DIRECTION: Please return the full listing below without altering anything.
=-=-=-=-=
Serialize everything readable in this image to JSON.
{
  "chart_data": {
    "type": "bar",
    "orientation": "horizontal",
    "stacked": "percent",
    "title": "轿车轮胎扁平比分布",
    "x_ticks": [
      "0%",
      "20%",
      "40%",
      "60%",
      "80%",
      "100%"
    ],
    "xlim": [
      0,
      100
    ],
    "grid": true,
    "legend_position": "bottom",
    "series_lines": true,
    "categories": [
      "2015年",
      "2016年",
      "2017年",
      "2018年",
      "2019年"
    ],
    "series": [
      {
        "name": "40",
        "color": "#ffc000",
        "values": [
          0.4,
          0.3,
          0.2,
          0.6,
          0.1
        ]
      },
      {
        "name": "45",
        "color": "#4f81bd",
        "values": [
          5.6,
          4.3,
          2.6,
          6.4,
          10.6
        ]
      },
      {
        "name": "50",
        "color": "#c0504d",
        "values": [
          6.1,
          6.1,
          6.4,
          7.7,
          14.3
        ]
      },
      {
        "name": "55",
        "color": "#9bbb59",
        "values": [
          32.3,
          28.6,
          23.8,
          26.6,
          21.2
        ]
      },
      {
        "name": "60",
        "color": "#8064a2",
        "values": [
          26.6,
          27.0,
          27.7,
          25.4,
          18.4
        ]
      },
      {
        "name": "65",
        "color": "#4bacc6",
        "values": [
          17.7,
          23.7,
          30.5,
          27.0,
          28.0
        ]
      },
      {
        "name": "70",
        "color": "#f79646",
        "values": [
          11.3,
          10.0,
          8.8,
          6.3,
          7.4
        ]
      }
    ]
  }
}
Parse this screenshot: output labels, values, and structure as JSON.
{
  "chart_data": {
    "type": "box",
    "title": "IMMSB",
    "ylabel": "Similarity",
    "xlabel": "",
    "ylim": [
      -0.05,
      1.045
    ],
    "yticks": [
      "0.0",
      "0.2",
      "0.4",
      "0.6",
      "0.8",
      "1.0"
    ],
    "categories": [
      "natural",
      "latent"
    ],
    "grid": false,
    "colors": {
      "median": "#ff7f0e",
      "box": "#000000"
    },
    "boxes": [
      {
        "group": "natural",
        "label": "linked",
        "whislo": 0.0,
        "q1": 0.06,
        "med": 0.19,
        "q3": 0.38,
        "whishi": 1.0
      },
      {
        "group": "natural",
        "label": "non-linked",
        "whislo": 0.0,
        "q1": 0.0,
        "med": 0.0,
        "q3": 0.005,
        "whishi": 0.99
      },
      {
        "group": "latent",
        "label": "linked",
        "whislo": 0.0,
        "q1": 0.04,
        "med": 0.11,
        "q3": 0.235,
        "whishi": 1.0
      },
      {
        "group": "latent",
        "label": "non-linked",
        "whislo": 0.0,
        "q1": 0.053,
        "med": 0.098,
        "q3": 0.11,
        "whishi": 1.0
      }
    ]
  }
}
=-=-=-=-=
SOLUTION FOR THIS EXERCISE:
Serialize everything readable in this image to JSON.
{
  "chart_data": {
    "type": "bar",
    "orientation": "horizontal",
    "stacked": "percent",
    "title": "轿车轮胎扁平比分布",
    "x_ticks": [
      "0%",
      "20%",
      "40%",
      "60%",
      "80%",
      "100%"
    ],
    "xlim": [
      0,
      100
    ],
    "grid": true,
    "legend_position": "bottom",
    "series_lines": true,
    "categories": [
      "2015年",
      "2016年",
      "2017年",
      "2018年",
      "2019年"
    ],
    "series": [
      {
        "name": "40",
        "color": "#ffc000",
        "values": [
          0.4,
          0.3,
          0.2,
          0.6,
          0.1
        ]
      },
      {
        "name": "45",
        "color": "#4f81bd",
        "values": [
          5.6,
          4.3,
          2.6,
          6.4,
          10.6
        ]
      },
      {
        "name": "50",
        "color": "#c0504d",
        "values": [
          6.1,
          6.1,
          6.4,
          7.7,
          14.3
        ]
      },
      {
        "name": "55",
        "color": "#9bbb59",
        "values": [
          32.3,
          28.6,
          23.8,
          26.6,
          21.2
        ]
      },
      {
        "name": "60",
        "color": "#8064a2",
        "values": [
          26.6,
          27.0,
          27.7,
          25.4,
          18.4
        ]
      },
      {
        "name": "65",
        "color": "#4bacc6",
        "values": [
          17.7,
          23.7,
          30.5,
          27.0,
          28.0
        ]
      },
      {
        "name": "70",
        "color": "#f79646",
        "values": [
          11.3,
          10.0,
          8.8,
          6.3,
          7.4
        ]
      }
    ]
  }
}
Parse this screenshot: output labels, values, and structure as JSON.
{
  "chart_data": {
    "type": "box",
    "title": "IMMSB",
    "ylabel": "Similarity",
    "xlabel": "",
    "ylim": [
      -0.05,
      1.045
    ],
    "yticks": [
      "0.0",
      "0.2",
      "0.4",
      "0.6",
      "0.8",
      "1.0"
    ],
    "categories": [
      "natural",
      "latent"
    ],
    "grid": false,
    "colors": {
      "median": "#ff7f0e",
      "box": "#000000"
    },
    "boxes": [
      {
        "group": "natural",
        "label": "linked",
        "whislo": 0.0,
        "q1": 0.06,
        "med": 0.19,
        "q3": 0.38,
        "whishi": 1.0
      },
      {
        "group": "natural",
        "label": "non-linked",
        "whislo": 0.0,
        "q1": 0.0,
        "med": 0.0,
        "q3": 0.005,
        "whishi": 0.99
      },
      {
        "group": "latent",
        "label": "linked",
        "whislo": 0.0,
        "q1": 0.04,
        "med": 0.11,
        "q3": 0.235,
        "whishi": 1.0
      },
      {
        "group": "latent",
        "label": "non-linked",
        "whislo": 0.0,
        "q1": 0.053,
        "med": 0.098,
        "q3": 0.11,
        "whishi": 1.0
      }
    ]
  }
}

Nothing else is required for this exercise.